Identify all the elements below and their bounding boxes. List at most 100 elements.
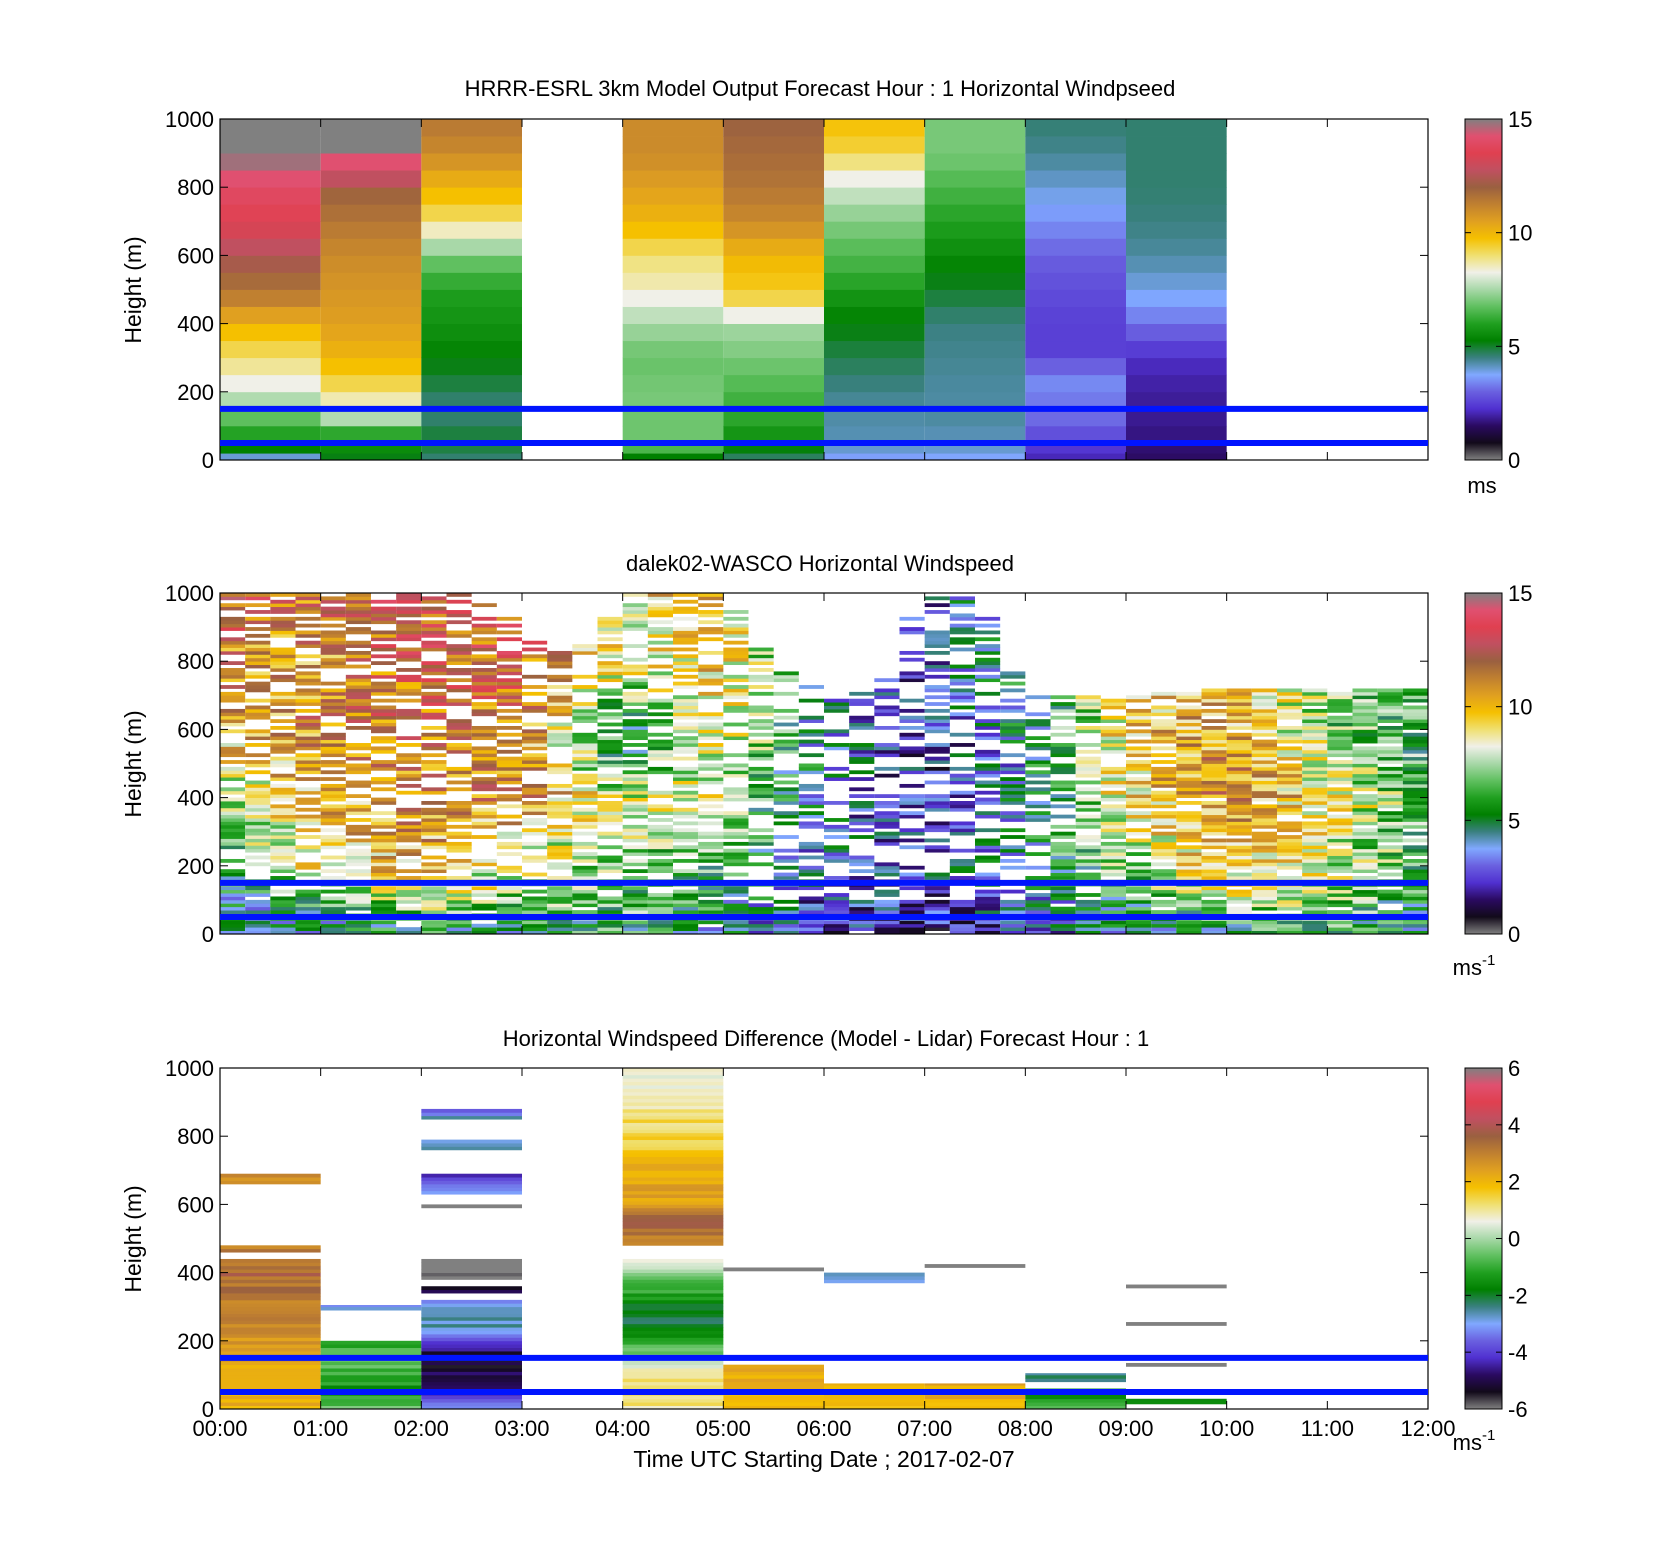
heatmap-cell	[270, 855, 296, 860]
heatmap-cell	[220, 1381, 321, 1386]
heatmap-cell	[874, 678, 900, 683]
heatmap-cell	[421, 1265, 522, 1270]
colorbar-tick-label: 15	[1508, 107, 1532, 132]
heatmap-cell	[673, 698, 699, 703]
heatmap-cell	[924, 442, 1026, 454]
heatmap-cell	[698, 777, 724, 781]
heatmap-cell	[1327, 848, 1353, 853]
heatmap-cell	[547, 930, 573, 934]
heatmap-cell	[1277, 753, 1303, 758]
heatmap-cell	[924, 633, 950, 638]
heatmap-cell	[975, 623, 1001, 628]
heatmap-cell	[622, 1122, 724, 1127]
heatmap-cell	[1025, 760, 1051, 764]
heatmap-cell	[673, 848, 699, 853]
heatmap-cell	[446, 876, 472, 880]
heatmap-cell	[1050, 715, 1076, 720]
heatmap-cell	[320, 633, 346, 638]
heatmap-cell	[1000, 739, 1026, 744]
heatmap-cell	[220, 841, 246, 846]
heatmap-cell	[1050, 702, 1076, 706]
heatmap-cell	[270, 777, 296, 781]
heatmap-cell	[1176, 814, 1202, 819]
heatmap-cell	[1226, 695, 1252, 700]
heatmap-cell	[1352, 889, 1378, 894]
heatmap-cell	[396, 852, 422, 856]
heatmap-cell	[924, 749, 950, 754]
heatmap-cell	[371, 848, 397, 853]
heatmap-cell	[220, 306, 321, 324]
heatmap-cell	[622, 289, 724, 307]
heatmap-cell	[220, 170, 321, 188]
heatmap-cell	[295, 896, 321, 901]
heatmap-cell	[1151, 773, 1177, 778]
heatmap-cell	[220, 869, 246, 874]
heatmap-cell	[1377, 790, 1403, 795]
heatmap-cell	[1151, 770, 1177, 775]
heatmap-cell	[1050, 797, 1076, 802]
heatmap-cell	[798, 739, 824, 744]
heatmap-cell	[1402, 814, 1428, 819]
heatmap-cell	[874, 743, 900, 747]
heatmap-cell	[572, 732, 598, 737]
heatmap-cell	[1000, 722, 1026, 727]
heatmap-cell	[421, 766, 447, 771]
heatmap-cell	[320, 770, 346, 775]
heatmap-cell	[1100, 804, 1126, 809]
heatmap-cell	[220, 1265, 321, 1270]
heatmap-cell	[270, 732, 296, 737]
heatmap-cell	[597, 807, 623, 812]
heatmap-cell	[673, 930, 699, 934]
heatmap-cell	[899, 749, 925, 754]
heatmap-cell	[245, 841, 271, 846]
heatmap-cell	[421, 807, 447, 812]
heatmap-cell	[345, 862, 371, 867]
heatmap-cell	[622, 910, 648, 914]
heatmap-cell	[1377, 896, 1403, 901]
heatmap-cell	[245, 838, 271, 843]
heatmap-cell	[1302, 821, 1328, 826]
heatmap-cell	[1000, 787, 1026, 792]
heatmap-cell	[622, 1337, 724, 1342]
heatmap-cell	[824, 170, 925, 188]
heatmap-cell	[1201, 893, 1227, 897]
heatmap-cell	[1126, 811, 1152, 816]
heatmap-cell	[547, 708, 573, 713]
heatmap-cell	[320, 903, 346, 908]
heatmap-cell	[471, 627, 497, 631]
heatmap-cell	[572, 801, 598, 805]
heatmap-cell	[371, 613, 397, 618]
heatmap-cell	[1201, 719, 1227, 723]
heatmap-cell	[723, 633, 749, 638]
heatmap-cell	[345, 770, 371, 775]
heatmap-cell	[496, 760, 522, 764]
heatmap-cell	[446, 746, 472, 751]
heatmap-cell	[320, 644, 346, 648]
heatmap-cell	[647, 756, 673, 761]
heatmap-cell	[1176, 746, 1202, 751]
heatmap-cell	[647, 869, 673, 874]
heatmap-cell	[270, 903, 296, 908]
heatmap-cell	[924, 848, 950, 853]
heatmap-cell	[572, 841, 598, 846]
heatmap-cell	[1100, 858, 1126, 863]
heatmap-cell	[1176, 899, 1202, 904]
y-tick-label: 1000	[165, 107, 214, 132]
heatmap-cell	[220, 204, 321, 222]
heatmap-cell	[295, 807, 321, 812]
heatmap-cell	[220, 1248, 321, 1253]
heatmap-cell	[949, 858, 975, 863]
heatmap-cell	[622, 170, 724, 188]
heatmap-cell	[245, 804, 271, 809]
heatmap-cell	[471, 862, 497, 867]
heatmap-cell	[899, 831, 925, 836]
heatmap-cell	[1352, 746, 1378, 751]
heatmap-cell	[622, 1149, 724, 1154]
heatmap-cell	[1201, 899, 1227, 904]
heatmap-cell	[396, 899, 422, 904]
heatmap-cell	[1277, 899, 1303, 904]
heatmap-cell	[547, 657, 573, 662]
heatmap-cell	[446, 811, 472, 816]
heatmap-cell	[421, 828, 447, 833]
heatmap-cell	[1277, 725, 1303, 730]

* * *

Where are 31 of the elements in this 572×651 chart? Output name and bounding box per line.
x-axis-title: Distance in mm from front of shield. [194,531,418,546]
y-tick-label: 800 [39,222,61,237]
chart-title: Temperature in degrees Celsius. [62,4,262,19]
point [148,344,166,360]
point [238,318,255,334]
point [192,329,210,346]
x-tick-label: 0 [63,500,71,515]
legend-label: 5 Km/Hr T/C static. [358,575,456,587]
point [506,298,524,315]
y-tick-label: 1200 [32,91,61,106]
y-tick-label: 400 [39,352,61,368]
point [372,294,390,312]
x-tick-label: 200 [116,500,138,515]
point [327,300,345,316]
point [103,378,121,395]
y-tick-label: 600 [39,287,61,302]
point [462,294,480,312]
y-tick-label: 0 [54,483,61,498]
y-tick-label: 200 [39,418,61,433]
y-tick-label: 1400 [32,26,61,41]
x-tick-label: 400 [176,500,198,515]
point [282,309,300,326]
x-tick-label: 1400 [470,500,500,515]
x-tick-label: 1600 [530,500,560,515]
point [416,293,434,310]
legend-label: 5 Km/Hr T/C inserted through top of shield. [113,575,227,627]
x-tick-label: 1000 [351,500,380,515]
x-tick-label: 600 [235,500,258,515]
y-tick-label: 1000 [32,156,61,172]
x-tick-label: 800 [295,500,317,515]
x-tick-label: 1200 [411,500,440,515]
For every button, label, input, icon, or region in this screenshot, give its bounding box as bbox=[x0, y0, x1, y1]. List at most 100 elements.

--

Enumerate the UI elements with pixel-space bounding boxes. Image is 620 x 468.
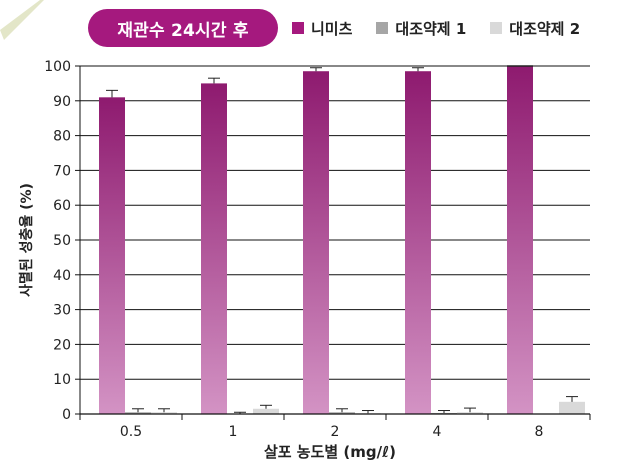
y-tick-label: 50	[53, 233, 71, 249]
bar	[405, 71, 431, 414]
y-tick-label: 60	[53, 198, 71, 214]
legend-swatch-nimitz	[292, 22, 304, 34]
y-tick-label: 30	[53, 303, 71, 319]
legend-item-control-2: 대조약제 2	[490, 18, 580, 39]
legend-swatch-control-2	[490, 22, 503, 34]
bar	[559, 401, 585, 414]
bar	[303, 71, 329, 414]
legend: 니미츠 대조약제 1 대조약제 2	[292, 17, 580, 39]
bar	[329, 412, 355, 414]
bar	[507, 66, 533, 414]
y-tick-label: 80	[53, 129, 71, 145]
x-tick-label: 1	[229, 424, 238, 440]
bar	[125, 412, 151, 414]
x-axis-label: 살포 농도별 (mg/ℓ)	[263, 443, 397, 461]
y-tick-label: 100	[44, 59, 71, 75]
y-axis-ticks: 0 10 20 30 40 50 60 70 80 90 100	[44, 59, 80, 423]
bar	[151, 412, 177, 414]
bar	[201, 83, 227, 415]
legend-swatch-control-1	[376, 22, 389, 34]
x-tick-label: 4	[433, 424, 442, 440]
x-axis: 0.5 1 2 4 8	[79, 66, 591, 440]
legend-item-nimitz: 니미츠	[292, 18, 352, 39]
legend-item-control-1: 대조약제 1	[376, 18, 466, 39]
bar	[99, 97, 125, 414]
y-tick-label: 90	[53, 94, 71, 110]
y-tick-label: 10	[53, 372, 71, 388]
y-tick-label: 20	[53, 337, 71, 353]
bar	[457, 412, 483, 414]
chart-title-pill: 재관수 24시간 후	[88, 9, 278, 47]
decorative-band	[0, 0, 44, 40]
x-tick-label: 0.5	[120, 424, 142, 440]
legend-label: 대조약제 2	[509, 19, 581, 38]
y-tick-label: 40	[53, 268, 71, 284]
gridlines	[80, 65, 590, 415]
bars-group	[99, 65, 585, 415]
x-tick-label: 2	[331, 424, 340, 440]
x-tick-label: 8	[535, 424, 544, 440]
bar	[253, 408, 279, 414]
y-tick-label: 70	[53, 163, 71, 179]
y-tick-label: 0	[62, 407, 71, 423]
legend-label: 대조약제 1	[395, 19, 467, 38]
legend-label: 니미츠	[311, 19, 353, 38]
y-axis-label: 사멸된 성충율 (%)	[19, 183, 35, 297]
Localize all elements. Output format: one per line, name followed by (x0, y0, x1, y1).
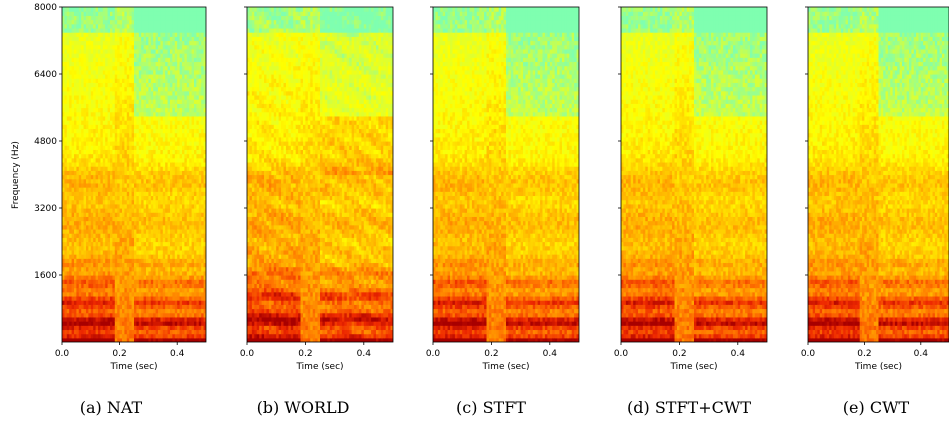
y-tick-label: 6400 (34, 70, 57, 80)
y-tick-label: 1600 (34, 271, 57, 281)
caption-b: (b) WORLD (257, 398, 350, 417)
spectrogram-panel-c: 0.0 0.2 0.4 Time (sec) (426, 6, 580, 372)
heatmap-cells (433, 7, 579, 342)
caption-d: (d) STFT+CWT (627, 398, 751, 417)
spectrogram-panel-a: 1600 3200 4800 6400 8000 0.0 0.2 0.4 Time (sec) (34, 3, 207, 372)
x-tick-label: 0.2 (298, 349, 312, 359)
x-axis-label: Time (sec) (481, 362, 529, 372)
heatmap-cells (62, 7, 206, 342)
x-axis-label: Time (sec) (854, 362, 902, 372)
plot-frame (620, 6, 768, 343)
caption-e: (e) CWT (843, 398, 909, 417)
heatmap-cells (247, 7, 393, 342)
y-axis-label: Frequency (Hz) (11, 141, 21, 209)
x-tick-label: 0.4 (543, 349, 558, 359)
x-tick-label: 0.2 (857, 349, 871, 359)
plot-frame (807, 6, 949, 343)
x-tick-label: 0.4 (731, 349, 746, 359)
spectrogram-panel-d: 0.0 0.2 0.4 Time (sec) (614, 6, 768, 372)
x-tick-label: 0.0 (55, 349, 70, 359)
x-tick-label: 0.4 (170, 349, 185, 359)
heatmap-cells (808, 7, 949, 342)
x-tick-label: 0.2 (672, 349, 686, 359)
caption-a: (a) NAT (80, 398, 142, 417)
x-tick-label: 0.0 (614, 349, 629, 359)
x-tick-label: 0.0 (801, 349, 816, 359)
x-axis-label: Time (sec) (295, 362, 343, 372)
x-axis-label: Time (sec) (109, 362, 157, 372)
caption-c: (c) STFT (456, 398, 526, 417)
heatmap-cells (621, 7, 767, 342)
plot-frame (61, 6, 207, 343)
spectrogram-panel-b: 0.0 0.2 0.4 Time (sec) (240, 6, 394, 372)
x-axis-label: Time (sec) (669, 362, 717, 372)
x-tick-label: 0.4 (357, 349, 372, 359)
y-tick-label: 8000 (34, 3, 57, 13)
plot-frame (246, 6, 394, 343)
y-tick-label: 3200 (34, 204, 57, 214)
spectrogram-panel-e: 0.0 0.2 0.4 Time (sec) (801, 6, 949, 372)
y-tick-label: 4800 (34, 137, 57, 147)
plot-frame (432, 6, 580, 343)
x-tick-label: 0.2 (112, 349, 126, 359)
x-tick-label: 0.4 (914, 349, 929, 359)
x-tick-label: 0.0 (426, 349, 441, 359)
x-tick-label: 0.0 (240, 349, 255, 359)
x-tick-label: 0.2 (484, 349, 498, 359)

### Job
State how many lines of the records contain the string "대조약제", treating case as significant, and reply with the number alone.

### Worked solution
5